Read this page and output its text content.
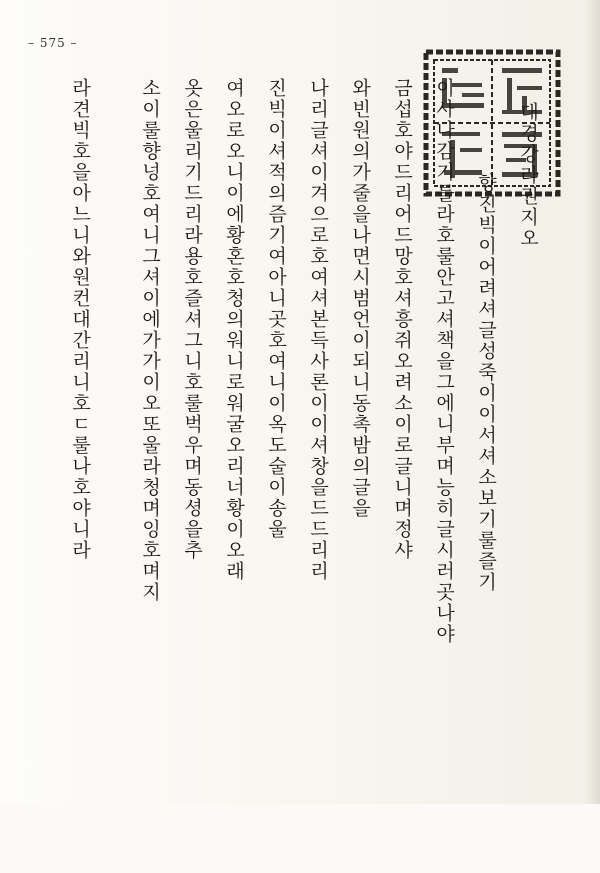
– 575 –
대경강라권지오
향진빅이어려셔글성죽이이서셔소보기룰즐기
이사나감기룰라호룰안고셔책을그에니부며능히글시러곳나야
금섭호야드리어드망호셔흥쥐오려소이로글니며정샤
와빈원의가줄을나면시범언이되니동촉밤의글을
나리글셔이겨으로호여셔본득사론이이셔창을드드리리
진빅이셔적의즘기여아니곳호여니이옥도술이송울
여오로오니이에황혼호청의워니로워굴오리너황이오래
옷은울리기드리라용호즐셔그니호룰벅우며동셩을추
소이룰향넝호여니그셔이에가가이오또울라청며잉호며지
라견빅호을아느니와원컨대간리니호ㄷ룰나호야니라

━━━━━━━━

§ **WHAT THE EXERCISE ASKS**: Reproduce every record above exactly, omitting the pictures.

§ **WRITTEN SOLUTION**:
Read this page and output its text content.
– 575 –
대경강라권지오
향진빅이어려셔글성죽이이서셔소보기룰즐기
이사나감기룰라호룰안고셔책을그에니부며능히글시러곳나야
금섭호야드리어드망호셔흥쥐오려소이로글니며정샤
와빈원의가줄을나면시범언이되니동촉밤의글을
나리글셔이겨으로호여셔본득사론이이셔창을드드리리
진빅이셔적의즘기여아니곳호여니이옥도술이송울
여오로오니이에황혼호청의워니로워굴오리너황이오래
옷은울리기드리라용호즐셔그니호룰벅우며동셩을추
소이룰향넝호여니그셔이에가가이오또울라청며잉호며지
라견빅호을아느니와원컨대간리니호ㄷ룰나호야니라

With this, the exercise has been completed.